> **PROVIDED RECORDS**
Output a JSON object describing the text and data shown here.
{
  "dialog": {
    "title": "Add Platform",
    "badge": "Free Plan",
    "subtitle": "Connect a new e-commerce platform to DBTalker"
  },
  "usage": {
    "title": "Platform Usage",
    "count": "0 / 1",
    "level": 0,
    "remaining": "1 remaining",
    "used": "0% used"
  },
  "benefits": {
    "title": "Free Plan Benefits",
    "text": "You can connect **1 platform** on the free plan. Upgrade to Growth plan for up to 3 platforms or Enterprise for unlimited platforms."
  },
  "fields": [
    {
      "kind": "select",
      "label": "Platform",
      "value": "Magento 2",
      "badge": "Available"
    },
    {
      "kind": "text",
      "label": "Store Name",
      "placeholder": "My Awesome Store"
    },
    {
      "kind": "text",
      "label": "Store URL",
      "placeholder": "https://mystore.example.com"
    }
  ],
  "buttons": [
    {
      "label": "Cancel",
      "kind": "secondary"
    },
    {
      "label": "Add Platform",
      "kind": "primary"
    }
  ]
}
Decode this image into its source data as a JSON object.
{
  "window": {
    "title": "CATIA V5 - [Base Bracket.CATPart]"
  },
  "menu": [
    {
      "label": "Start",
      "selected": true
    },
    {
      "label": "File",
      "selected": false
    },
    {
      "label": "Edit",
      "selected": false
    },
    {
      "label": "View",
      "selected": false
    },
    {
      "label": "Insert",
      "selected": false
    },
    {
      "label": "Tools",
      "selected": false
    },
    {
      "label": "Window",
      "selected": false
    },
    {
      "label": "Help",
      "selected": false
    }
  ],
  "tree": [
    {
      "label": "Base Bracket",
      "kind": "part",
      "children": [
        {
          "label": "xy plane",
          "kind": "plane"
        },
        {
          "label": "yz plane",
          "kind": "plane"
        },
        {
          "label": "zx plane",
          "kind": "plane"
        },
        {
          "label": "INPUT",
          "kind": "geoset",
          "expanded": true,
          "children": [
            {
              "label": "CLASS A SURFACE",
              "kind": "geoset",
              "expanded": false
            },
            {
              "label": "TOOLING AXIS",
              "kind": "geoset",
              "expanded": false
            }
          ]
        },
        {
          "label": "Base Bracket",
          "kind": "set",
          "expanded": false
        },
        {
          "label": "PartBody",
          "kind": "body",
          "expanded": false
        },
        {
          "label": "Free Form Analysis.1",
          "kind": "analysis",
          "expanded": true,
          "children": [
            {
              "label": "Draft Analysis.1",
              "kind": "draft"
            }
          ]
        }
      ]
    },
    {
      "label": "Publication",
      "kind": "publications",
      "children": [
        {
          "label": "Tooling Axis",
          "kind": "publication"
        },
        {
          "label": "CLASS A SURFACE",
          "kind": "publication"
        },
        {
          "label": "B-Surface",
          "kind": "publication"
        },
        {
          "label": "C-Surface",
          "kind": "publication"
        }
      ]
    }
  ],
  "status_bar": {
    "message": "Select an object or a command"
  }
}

> **SHORT TASK**
Please output every record, keeping each line exact.

> **EXPECTED ANSWER**
Output a JSON object describing the text and data shown here.
{
  "dialog": {
    "title": "Add Platform",
    "badge": "Free Plan",
    "subtitle": "Connect a new e-commerce platform to DBTalker"
  },
  "usage": {
    "title": "Platform Usage",
    "count": "0 / 1",
    "level": 0,
    "remaining": "1 remaining",
    "used": "0% used"
  },
  "benefits": {
    "title": "Free Plan Benefits",
    "text": "You can connect **1 platform** on the free plan. Upgrade to Growth plan for up to 3 platforms or Enterprise for unlimited platforms."
  },
  "fields": [
    {
      "kind": "select",
      "label": "Platform",
      "value": "Magento 2",
      "badge": "Available"
    },
    {
      "kind": "text",
      "label": "Store Name",
      "placeholder": "My Awesome Store"
    },
    {
      "kind": "text",
      "label": "Store URL",
      "placeholder": "https://mystore.example.com"
    }
  ],
  "buttons": [
    {
      "label": "Cancel",
      "kind": "secondary"
    },
    {
      "label": "Add Platform",
      "kind": "primary"
    }
  ]
}
Decode this image into its source data as a JSON object.
{
  "window": {
    "title": "CATIA V5 - [Base Bracket.CATPart]"
  },
  "menu": [
    {
      "label": "Start",
      "selected": true
    },
    {
      "label": "File",
      "selected": false
    },
    {
      "label": "Edit",
      "selected": false
    },
    {
      "label": "View",
      "selected": false
    },
    {
      "label": "Insert",
      "selected": false
    },
    {
      "label": "Tools",
      "selected": false
    },
    {
      "label": "Window",
      "selected": false
    },
    {
      "label": "Help",
      "selected": false
    }
  ],
  "tree": [
    {
      "label": "Base Bracket",
      "kind": "part",
      "children": [
        {
          "label": "xy plane",
          "kind": "plane"
        },
        {
          "label": "yz plane",
          "kind": "plane"
        },
        {
          "label": "zx plane",
          "kind": "plane"
        },
        {
          "label": "INPUT",
          "kind": "geoset",
          "expanded": true,
          "children": [
            {
              "label": "CLASS A SURFACE",
              "kind": "geoset",
              "expanded": false
            },
            {
              "label": "TOOLING AXIS",
              "kind": "geoset",
              "expanded": false
            }
          ]
        },
        {
          "label": "Base Bracket",
          "kind": "set",
          "expanded": false
        },
        {
          "label": "PartBody",
          "kind": "body",
          "expanded": false
        },
        {
          "label": "Free Form Analysis.1",
          "kind": "analysis",
          "expanded": true,
          "children": [
            {
              "label": "Draft Analysis.1",
              "kind": "draft"
            }
          ]
        }
      ]
    },
    {
      "label": "Publication",
      "kind": "publications",
      "children": [
        {
          "label": "Tooling Axis",
          "kind": "publication"
        },
        {
          "label": "CLASS A SURFACE",
          "kind": "publication"
        },
        {
          "label": "B-Surface",
          "kind": "publication"
        },
        {
          "label": "C-Surface",
          "kind": "publication"
        }
      ]
    }
  ],
  "status_bar": {
    "message": "Select an object or a command"
  }
}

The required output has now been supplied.